▶ **EXERCISE DIRECTIONS**:
Count the lines of the records below that contain the string "right", treating uppercase and lowercase as distinct, and give only the number.

═══ RECORDS SUPPLIED ═══

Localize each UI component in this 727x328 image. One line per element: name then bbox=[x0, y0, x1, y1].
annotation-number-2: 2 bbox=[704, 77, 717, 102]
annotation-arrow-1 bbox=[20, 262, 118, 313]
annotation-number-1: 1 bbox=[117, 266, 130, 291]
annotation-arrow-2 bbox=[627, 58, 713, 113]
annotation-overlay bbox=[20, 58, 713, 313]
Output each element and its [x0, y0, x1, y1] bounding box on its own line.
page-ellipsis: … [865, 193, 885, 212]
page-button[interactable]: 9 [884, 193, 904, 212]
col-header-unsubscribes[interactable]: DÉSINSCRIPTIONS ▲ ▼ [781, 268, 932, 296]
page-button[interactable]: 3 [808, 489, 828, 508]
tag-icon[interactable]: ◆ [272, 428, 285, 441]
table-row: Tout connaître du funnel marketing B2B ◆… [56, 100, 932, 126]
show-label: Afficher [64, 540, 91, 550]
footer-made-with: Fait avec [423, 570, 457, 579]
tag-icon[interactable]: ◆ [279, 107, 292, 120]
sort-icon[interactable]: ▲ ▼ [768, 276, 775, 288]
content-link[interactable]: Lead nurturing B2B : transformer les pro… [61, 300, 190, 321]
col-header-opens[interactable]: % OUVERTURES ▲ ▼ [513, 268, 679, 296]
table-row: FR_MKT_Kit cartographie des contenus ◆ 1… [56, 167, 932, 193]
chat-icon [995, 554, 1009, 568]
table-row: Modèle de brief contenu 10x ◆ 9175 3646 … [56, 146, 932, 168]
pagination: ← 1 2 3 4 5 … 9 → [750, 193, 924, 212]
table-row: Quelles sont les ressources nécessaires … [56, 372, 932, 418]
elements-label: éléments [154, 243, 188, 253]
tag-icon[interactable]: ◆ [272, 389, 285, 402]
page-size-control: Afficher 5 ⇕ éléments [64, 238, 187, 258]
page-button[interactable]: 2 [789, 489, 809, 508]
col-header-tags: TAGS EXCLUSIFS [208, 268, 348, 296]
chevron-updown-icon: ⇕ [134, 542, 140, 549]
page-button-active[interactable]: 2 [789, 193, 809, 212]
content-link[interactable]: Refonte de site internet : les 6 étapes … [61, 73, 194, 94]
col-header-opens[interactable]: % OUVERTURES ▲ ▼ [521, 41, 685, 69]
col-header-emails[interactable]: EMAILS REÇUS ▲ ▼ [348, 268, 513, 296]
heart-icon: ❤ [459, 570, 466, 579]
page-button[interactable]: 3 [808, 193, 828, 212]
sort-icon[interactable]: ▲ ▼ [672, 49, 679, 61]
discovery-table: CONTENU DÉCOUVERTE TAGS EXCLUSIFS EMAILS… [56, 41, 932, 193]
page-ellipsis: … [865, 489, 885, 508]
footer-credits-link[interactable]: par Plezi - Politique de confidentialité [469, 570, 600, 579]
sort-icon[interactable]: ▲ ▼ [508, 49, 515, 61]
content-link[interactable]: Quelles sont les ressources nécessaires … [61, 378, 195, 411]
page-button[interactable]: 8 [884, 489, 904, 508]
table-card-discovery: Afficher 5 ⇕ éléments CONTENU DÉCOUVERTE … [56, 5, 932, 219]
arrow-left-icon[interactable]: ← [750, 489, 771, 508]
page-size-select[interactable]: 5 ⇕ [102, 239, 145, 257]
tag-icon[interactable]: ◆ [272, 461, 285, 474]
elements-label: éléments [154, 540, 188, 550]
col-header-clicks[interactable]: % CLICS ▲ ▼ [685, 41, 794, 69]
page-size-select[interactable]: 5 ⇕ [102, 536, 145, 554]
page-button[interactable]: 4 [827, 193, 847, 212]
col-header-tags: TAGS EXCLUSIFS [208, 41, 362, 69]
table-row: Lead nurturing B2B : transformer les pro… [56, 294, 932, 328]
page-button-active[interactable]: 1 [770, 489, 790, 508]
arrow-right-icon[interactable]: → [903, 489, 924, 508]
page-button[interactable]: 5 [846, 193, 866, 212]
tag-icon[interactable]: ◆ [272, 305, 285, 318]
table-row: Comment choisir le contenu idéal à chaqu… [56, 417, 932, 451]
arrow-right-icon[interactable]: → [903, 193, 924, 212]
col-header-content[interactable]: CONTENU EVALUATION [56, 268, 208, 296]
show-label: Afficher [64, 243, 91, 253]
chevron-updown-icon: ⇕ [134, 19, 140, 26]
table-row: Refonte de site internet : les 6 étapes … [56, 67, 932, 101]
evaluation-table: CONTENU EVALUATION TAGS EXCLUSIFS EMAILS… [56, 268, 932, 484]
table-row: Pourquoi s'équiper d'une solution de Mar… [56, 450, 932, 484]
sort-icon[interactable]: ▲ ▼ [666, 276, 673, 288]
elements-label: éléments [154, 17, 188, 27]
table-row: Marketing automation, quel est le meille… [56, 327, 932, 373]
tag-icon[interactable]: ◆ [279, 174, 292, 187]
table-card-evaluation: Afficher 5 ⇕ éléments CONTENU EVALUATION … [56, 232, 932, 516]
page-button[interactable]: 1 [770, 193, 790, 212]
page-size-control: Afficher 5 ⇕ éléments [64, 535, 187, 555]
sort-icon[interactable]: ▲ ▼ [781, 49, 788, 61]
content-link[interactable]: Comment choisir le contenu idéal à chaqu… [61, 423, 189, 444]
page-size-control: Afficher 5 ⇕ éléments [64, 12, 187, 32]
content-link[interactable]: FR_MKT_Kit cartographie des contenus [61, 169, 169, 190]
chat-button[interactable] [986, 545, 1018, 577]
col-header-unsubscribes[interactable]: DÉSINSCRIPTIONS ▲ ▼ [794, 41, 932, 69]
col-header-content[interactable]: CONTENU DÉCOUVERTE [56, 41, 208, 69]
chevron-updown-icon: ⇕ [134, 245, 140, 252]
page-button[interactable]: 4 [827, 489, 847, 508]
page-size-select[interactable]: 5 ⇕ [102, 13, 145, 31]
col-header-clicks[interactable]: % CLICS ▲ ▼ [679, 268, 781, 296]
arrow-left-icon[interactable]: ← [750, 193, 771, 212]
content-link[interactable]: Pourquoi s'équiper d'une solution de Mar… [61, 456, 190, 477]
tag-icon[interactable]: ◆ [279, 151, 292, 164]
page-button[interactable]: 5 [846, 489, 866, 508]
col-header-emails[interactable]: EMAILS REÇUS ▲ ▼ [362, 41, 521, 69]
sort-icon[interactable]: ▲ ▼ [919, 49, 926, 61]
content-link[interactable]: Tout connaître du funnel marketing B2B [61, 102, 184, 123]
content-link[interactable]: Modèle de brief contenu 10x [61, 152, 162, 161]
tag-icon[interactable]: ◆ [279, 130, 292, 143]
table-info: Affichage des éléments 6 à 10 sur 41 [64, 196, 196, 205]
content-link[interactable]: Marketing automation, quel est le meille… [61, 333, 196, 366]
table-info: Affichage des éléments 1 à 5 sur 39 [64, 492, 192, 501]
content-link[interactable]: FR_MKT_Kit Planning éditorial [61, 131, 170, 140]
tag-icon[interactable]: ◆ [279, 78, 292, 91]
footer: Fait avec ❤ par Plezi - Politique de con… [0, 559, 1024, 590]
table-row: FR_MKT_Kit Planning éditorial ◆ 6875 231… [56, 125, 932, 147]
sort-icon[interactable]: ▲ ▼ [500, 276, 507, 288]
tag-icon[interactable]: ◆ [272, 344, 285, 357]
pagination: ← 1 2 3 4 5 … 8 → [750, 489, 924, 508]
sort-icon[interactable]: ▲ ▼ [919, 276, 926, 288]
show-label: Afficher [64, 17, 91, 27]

═══

▶ **ANSWER TO THE TASK**:
2